#### [Passage to read]
---+---

One ended in failure. The other became, after some time, a success. In both projects, physicians were involved, from the very beginning of identifying needs to the actual acquisition and configuring the system for use in practice.


When – during my study – it became clear that the implementation in one hospital was going to fail, I decided to look precisely at what doctors do. There were obvious problems. The implementers thought that a Windows interface would facilitate use. The opposite was true. It slowed down work and secretaries handling appointments for patients were not par ticularly happy. The older, command-key based system had been accommodated seamlessly in their daily work. But when the doctors realised that they had to use the system as well, then they started to rebel. One of them said that the system required doctors to send electronic notes. “Doctors don’t send notes. They have other people doing that for them.” This remark prompted me to conclude that doctors are not necessarily looking at the properties of a system, but are concerned how their way of practicing medicine might change as a result of a putting a new system in place.

---+---

#### [Data section]
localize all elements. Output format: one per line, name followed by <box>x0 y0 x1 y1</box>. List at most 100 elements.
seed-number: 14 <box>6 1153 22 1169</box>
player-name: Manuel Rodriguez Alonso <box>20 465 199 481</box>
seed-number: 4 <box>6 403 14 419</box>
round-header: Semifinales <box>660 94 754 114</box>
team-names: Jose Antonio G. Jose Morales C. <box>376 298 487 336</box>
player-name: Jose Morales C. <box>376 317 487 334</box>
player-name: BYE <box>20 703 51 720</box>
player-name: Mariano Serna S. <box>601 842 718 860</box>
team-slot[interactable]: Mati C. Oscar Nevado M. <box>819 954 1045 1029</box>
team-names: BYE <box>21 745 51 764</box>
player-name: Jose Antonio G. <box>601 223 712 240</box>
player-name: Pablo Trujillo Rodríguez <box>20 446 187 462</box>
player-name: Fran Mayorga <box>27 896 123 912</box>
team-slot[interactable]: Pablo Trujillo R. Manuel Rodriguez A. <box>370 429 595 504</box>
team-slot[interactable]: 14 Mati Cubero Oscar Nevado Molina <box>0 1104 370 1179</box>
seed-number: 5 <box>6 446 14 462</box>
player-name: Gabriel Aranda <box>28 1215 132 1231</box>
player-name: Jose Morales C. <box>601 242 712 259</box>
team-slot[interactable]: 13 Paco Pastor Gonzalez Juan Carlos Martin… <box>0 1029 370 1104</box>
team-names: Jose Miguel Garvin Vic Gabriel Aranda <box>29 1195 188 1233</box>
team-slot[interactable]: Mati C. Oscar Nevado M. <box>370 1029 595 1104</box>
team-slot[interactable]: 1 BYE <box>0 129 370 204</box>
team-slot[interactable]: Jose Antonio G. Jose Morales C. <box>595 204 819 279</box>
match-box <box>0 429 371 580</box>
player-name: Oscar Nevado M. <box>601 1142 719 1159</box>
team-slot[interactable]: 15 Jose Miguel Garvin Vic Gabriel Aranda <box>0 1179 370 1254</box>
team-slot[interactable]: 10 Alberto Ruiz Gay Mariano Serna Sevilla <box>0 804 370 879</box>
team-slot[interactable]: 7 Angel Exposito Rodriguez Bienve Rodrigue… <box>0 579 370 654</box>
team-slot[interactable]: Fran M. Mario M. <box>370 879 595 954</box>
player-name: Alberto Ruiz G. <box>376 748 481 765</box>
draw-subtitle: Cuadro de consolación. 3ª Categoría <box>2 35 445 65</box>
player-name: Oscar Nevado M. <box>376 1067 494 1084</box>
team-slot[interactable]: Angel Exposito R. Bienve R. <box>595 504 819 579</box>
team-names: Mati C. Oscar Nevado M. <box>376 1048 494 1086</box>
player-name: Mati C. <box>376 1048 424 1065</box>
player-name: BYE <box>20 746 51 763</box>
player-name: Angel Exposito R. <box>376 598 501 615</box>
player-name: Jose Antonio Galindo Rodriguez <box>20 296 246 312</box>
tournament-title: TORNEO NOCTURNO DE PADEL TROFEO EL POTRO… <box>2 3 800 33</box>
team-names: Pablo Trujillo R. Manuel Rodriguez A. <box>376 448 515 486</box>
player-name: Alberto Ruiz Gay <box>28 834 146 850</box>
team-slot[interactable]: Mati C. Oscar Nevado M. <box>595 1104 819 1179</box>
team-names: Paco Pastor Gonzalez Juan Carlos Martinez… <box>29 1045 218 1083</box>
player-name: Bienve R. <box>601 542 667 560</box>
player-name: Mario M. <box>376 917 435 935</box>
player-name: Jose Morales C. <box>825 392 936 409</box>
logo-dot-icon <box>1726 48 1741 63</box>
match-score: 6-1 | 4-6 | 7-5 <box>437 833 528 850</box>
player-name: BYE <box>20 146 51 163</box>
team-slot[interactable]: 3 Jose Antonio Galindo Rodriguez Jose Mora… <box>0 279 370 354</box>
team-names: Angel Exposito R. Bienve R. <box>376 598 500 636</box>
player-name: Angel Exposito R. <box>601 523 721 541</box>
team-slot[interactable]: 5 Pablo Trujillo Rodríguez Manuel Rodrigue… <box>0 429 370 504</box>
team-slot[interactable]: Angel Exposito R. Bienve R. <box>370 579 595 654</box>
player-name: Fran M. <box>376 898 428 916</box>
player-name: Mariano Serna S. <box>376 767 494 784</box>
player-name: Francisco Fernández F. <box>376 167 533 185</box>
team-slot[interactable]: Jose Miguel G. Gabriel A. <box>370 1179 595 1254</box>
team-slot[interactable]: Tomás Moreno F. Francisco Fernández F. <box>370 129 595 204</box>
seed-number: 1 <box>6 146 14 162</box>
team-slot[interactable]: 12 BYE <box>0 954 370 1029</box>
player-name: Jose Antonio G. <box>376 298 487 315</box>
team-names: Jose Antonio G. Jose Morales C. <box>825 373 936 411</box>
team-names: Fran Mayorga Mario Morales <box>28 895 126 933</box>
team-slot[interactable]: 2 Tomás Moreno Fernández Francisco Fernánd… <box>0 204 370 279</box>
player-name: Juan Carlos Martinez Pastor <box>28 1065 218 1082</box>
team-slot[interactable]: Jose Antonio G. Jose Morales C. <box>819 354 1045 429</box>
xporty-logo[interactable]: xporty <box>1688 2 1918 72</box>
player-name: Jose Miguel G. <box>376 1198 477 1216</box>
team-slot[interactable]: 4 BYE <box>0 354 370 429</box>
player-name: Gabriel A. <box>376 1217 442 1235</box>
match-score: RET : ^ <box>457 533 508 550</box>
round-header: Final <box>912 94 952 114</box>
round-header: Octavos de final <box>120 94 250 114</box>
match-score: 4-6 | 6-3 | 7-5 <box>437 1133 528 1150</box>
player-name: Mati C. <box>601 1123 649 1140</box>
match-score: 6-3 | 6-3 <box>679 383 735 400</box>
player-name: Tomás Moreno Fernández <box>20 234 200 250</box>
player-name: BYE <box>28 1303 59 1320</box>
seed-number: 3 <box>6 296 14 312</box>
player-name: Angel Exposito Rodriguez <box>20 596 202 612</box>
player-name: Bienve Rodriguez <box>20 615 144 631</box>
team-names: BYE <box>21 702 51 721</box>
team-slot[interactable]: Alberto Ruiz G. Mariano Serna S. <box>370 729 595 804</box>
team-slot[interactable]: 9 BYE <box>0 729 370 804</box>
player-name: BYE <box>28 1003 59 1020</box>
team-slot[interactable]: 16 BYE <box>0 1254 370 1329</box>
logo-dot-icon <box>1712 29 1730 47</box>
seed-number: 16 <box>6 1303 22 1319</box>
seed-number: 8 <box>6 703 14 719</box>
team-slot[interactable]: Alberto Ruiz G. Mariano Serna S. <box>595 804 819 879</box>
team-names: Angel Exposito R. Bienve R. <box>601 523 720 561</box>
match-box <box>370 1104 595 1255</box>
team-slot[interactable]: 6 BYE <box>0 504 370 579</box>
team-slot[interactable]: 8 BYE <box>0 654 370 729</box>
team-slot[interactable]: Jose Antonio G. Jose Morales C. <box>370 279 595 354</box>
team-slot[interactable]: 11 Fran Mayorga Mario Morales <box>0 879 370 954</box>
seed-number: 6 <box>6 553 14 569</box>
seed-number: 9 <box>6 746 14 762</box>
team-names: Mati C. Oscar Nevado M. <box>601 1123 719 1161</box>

---+---

#### [Work instruction 1]
From the passage about two hospital system projects, copy the part that opens with "One ended in" and closes with "use in practice.".
#### [Work instruction 2]
In the passage about two hospital system projects, what did the implementers think would make the system easier to use?
#### [Work instruction 3]
Write what comes next in the passage about two hospital system projects, continuing after its final sentence.

#### [Written reply 1]
One ended in failure. The other became, after some time, a success. In both projects, physicians were involved, from the very beginning of identifying needs to the actual acquisition and configuring the system for use in practice.

#### [Written reply 2]
A Windows interface.

#### [Written reply 3]
Guidelines and Waypoints: A Reality Check for Success

In this case the doctors considered it not to be in their best interest to adopt the system. I conclude therefore that discussions about implementing a new clinical system should address primarily the practice of medicine, and do so along the following lines:

Ó Are we, doctors, doing the right thing?

Ó How do we know that we take our patients seriously?

Ó How about the quality of our way of prescribing medication?

Ó How about collaboration with our colleagues and nurses?


Design and implementation, in consequence, should not necessarily heed to the wishes and whims of doctors. Hard questions about the practice and organisation of medicine need to asked and resolved.


It is upon acceptance of possible changes in the way doctors practice medicine that the implementation of clinical information system can increasingly become more successful than it has so far.


The Drivers Seat

For that reason alone the doctors need to be in the driver’s seat. They must be leading the way for the introduction of clinical systems, knowing that society requires them to deliver the best quality care they can and holds them accountable.


CPOE is a very interventionist technology because it relates directly to decisions that doctors make about patient care, and holds promise to improve the quality of care. In my study I found that implementation trajectories take many years to complete. Managers, doctors, government are often impatient and want to see quick results.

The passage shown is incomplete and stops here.